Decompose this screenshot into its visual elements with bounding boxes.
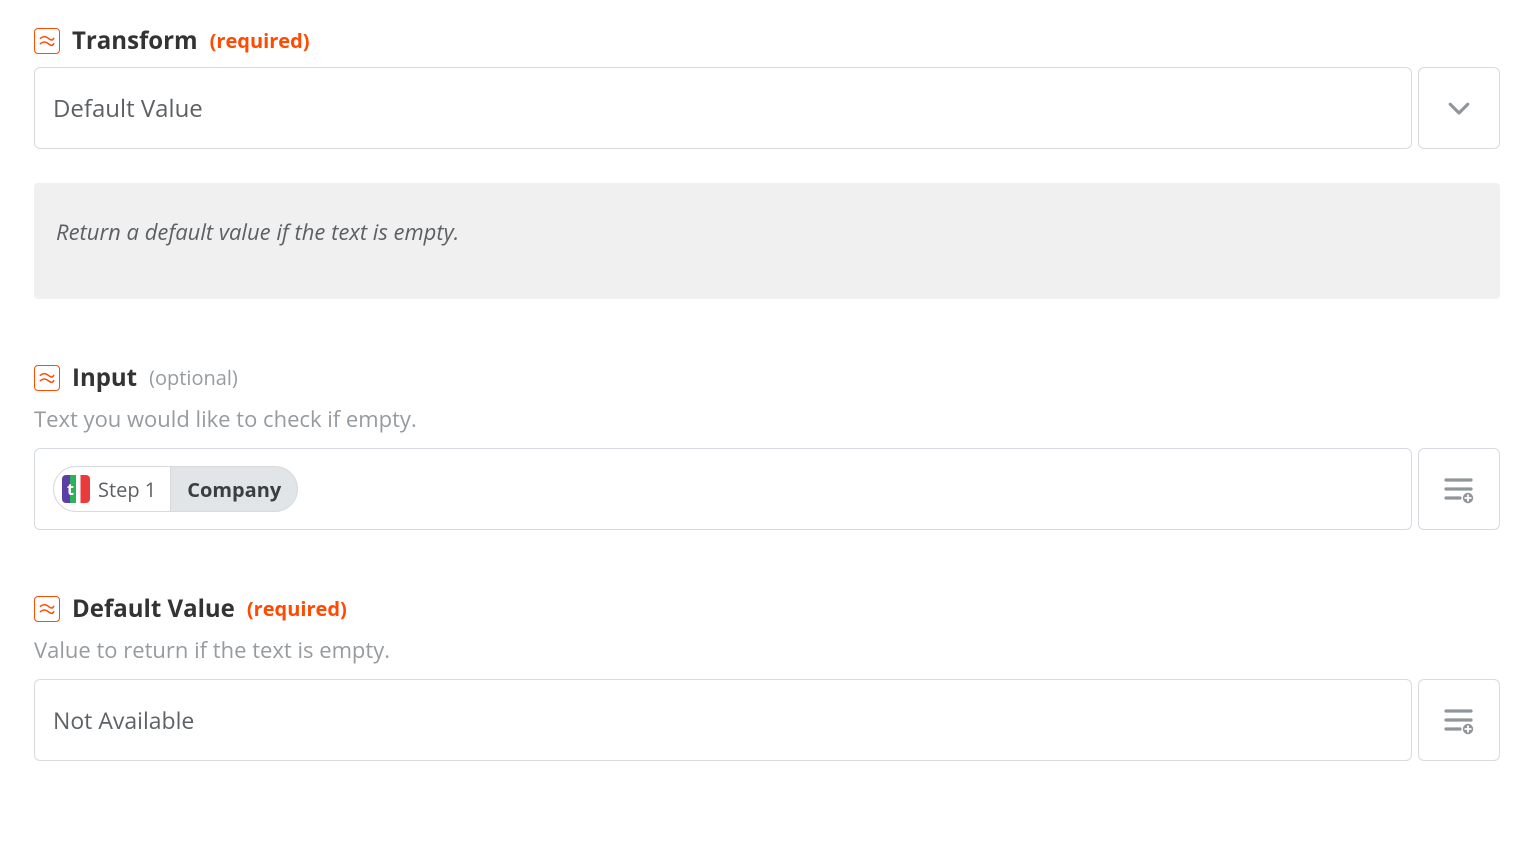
input-token[interactable]: Step 1 Company bbox=[53, 466, 298, 512]
field-label: Input bbox=[72, 361, 137, 394]
token-field-label: Company bbox=[171, 476, 297, 503]
field-label-row: Input (optional) bbox=[34, 361, 1500, 394]
default-value-input[interactable]: Not Available bbox=[34, 679, 1412, 761]
default-value-insert-data-button[interactable] bbox=[1418, 679, 1500, 761]
transform-control-row: Default Value bbox=[34, 67, 1500, 149]
zap-icon bbox=[34, 596, 60, 622]
input-insert-data-button[interactable] bbox=[1418, 448, 1500, 530]
transform-description: Return a default value if the text is em… bbox=[34, 183, 1500, 299]
transform-dropdown-toggle[interactable] bbox=[1418, 67, 1500, 149]
typeform-app-icon bbox=[62, 475, 90, 503]
field-label: Default Value bbox=[72, 592, 235, 625]
field-hint: (optional) bbox=[149, 364, 238, 391]
field-hint: (required) bbox=[210, 27, 310, 54]
field-hint: (required) bbox=[247, 595, 347, 622]
field-label: Transform bbox=[72, 24, 198, 57]
field-transform: Transform (required) Default Value Retur… bbox=[34, 24, 1500, 299]
insert-data-icon bbox=[1441, 702, 1477, 738]
transform-selected-value: Default Value bbox=[53, 92, 203, 125]
input-field[interactable]: Step 1 Company bbox=[34, 448, 1412, 530]
default-value-control-row: Not Available bbox=[34, 679, 1500, 761]
zap-icon bbox=[34, 28, 60, 54]
field-label-row: Transform (required) bbox=[34, 24, 1500, 57]
field-default-value: Default Value (required) Value to return… bbox=[34, 592, 1500, 761]
zap-icon bbox=[34, 365, 60, 391]
field-input: Input (optional) Text you would like to … bbox=[34, 361, 1500, 530]
field-help: Value to return if the text is empty. bbox=[34, 635, 1500, 665]
insert-data-icon bbox=[1441, 471, 1477, 507]
transform-select[interactable]: Default Value bbox=[34, 67, 1412, 149]
field-label-row: Default Value (required) bbox=[34, 592, 1500, 625]
input-control-row: Step 1 Company bbox=[34, 448, 1500, 530]
token-head: Step 1 bbox=[54, 467, 171, 511]
default-value-text: Not Available bbox=[53, 704, 194, 736]
field-help: Text you would like to check if empty. bbox=[34, 404, 1500, 434]
token-step-label: Step 1 bbox=[98, 476, 156, 503]
form-panel: Transform (required) Default Value Retur… bbox=[0, 0, 1534, 850]
chevron-down-icon bbox=[1444, 93, 1474, 123]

## Required task:
Copy the records word for word, beginning at the line that contains "input-token[interactable]: Step 1" and stopping after the line that contains "field-transform: Transform (required)".

## Output of the exercise:
input-token[interactable]: Step 1 Company bbox=[53, 466, 298, 512]
field-label: Input bbox=[72, 361, 137, 394]
token-field-label: Company bbox=[171, 476, 297, 503]
field-label-row: Input (optional) bbox=[34, 361, 1500, 394]
default-value-input[interactable]: Not Available bbox=[34, 679, 1412, 761]
default-value-insert-data-button[interactable] bbox=[1418, 679, 1500, 761]
transform-control-row: Default Value bbox=[34, 67, 1500, 149]
zap-icon bbox=[34, 596, 60, 622]
input-insert-data-button[interactable] bbox=[1418, 448, 1500, 530]
transform-description: Return a default value if the text is em… bbox=[34, 183, 1500, 299]
transform-dropdown-toggle[interactable] bbox=[1418, 67, 1500, 149]
typeform-app-icon bbox=[62, 475, 90, 503]
field-label: Default Value bbox=[72, 592, 235, 625]
field-hint: (optional) bbox=[149, 364, 238, 391]
field-hint: (required) bbox=[210, 27, 310, 54]
field-hint: (required) bbox=[247, 595, 347, 622]
field-label: Transform bbox=[72, 24, 198, 57]
field-transform: Transform (required) Default Value Retur… bbox=[34, 24, 1500, 299]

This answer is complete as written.